__Work to complete__
Leave out the pictures and repeat everything else in the records exactly.
[start Entries provided]
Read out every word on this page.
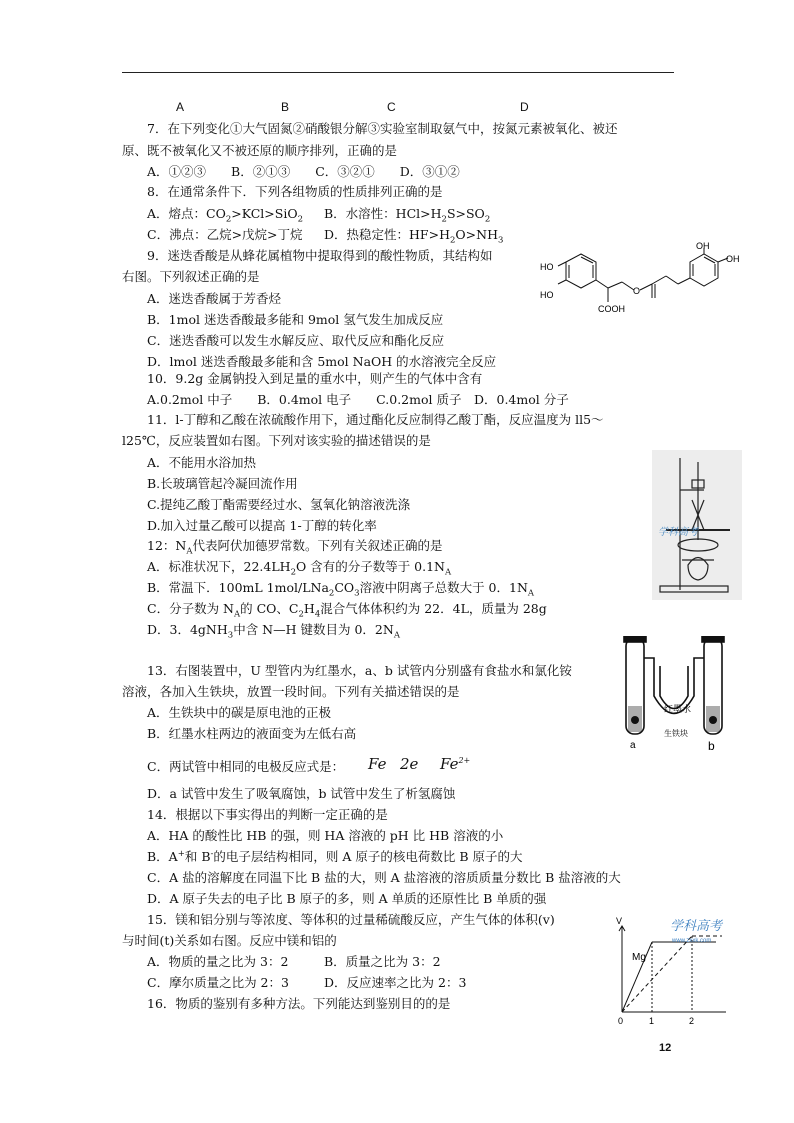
A	B	C	D
7．在下列变化①大气固氮②硝酸银分解③实验室制取氨气中，按氮元素被氧化、被还
原、既不被氧化又不被还原的顺序排列，正确的是
A．①②③　　B．②①③　　C．③②①　　D．③①②
8．在通常条件下．下列各组物质的性质排列正确的是
A．熔点：$CO_2>KCl>SiO_2$ B．水溶性：$HCl>H_2S>SO_2$
C．沸点：乙烷>戊烷>丁烷 D．热稳定性：$HF>H_2O>NH_3$
9．迷迭香酸是从蜂花属植物中提取得到的酸性物质，其结构如
右图。下列叙述正确的是
A．迷迭香酸属于芳香烃
B．1mol 迷迭香酸最多能和 9mol 氢气发生加成反应
C．迷迭香酸可以发生水解反应、取代反应和酯化反应
D．lmol 迷迭香酸最多能和含 5mol NaOH 的水溶液完全反应
HO
HO
OH
OH
COOH
O
10．9.2g 金属钠投入到足量的重水中，则产生的气体中含有
A.0.2mol 中子　　B．0.4mol 电子　　C.0.2mol 质子　D．0.4mol 分子
11．l-丁醇和乙酸在浓硫酸作用下，通过酯化反应制得乙酸丁酯，反应温度为 ll5～
l25℃，反应装置如右图。下列对该实验的描述错误的是
A．不能用水浴加热
B.长玻璃管起冷凝回流作用
C.提纯乙酸丁酯需要经过水、氢氧化钠溶液洗涤
D.加入过量乙酸可以提高 1-丁醇的转化率	学科高考
12：$N_A$代表阿伏加德罗常数。下列有关叙述正确的是
A．标准状况下，$22.4LH_2O$ 含有的分子数等于 $0.1N_A$
B．常温下．100mL $1mol/LNa_2CO_3$溶液中阴离子总数大于 0．$1N_A$
C．分子数为 $N_A$的 CO、$C_2H_4$混合气体体积约为 22．4L，质量为 28g
D．3．4gNH$_3$中含 N—H 键数目为 0．$2N_A$
13．右图装置中，U 型管内为红墨水，a、b 试管内分别盛有食盐水和氯化铵
溶液，各加入生铁块，放置一段时间。下列有关描述错误的是
A．生铁块中的碳是原电池的正极
B．红墨水柱两边的液面变为左低右高
C．两试管中相同的电极反应式是： Fe 2e $Fe^{2+}$
D．a 试管中发生了吸氧腐蚀，b 试管中发生了析氢腐蚀
红墨水
生铁块
a	b
14．根据以下事实得出的判断一定正确的是
A．HA 的酸性比 HB 的强，则 HA 溶液的 pH 比 HB 溶液的小
B．A+和 B-的电子层结构相同，则 A 原子的核电荷数比 B 原子的大
C．A 盐的溶解度在同温下比 B 盐的大，则 A 盐溶液的溶质质量分数比 B 盐溶液的大
D．A 原子失去的电子比 B 原子的多，则 A 单质的还原性比 B 单质的强
15．镁和铝分别与等浓度、等体积的过量稀硫酸反应，产生气体的体积(v)
与时间(t)关系如右图。反应中镁和铝的
A．物质的量之比为 3：2	B．质量之比为 3：2
C．摩尔质量之比为 2：3	D．反应速率之比为 2：3
V
Mg
0	1	2
学科高考
www.zxxk.com
16．物质的鉴别有多种方法。下列能达到鉴别目的的是
12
[end Entries provided]
__Result of the exercise__
Read out every word on this page.
A	B	C	D
7．在下列变化①大气固氮②硝酸银分解③实验室制取氨气中，按氮元素被氧化、被还
原、既不被氧化又不被还原的顺序排列，正确的是
A．①②③　　B．②①③　　C．③②①　　D．③①②
8．在通常条件下．下列各组物质的性质排列正确的是
A．熔点：$CO_2>KCl>SiO_2$ B．水溶性：$HCl>H_2S>SO_2$
C．沸点：乙烷>戊烷>丁烷 D．热稳定性：$HF>H_2O>NH_3$
9．迷迭香酸是从蜂花属植物中提取得到的酸性物质，其结构如
右图。下列叙述正确的是
A．迷迭香酸属于芳香烃
B．1mol 迷迭香酸最多能和 9mol 氢气发生加成反应
C．迷迭香酸可以发生水解反应、取代反应和酯化反应
D．lmol 迷迭香酸最多能和含 5mol NaOH 的水溶液完全反应
HO
HO
OH
OH
COOH
O
10．9.2g 金属钠投入到足量的重水中，则产生的气体中含有
A.0.2mol 中子　　B．0.4mol 电子　　C.0.2mol 质子　D．0.4mol 分子
11．l-丁醇和乙酸在浓硫酸作用下，通过酯化反应制得乙酸丁酯，反应温度为 ll5～
l25℃，反应装置如右图。下列对该实验的描述错误的是
A．不能用水浴加热
B.长玻璃管起冷凝回流作用
C.提纯乙酸丁酯需要经过水、氢氧化钠溶液洗涤
D.加入过量乙酸可以提高 1-丁醇的转化率	学科高考
12：$N_A$代表阿伏加德罗常数。下列有关叙述正确的是
A．标准状况下，$22.4LH_2O$ 含有的分子数等于 $0.1N_A$
B．常温下．100mL $1mol/LNa_2CO_3$溶液中阴离子总数大于 0．$1N_A$
C．分子数为 $N_A$的 CO、$C_2H_4$混合气体体积约为 22．4L，质量为 28g
D．3．4gNH$_3$中含 N—H 键数目为 0．$2N_A$
13．右图装置中，U 型管内为红墨水，a、b 试管内分别盛有食盐水和氯化铵
溶液，各加入生铁块，放置一段时间。下列有关描述错误的是
A．生铁块中的碳是原电池的正极
B．红墨水柱两边的液面变为左低右高
C．两试管中相同的电极反应式是： Fe 2e $Fe^{2+}$
D．a 试管中发生了吸氧腐蚀，b 试管中发生了析氢腐蚀
红墨水
生铁块
a	b
14．根据以下事实得出的判断一定正确的是
A．HA 的酸性比 HB 的强，则 HA 溶液的 pH 比 HB 溶液的小
B．A+和 B-的电子层结构相同，则 A 原子的核电荷数比 B 原子的大
C．A 盐的溶解度在同温下比 B 盐的大，则 A 盐溶液的溶质质量分数比 B 盐溶液的大
D．A 原子失去的电子比 B 原子的多，则 A 单质的还原性比 B 单质的强
15．镁和铝分别与等浓度、等体积的过量稀硫酸反应，产生气体的体积(v)
与时间(t)关系如右图。反应中镁和铝的
A．物质的量之比为 3：2	B．质量之比为 3：2
C．摩尔质量之比为 2：3	D．反应速率之比为 2：3
V
Mg
0	1	2
学科高考
www.zxxk.com
16．物质的鉴别有多种方法。下列能达到鉴别目的的是
12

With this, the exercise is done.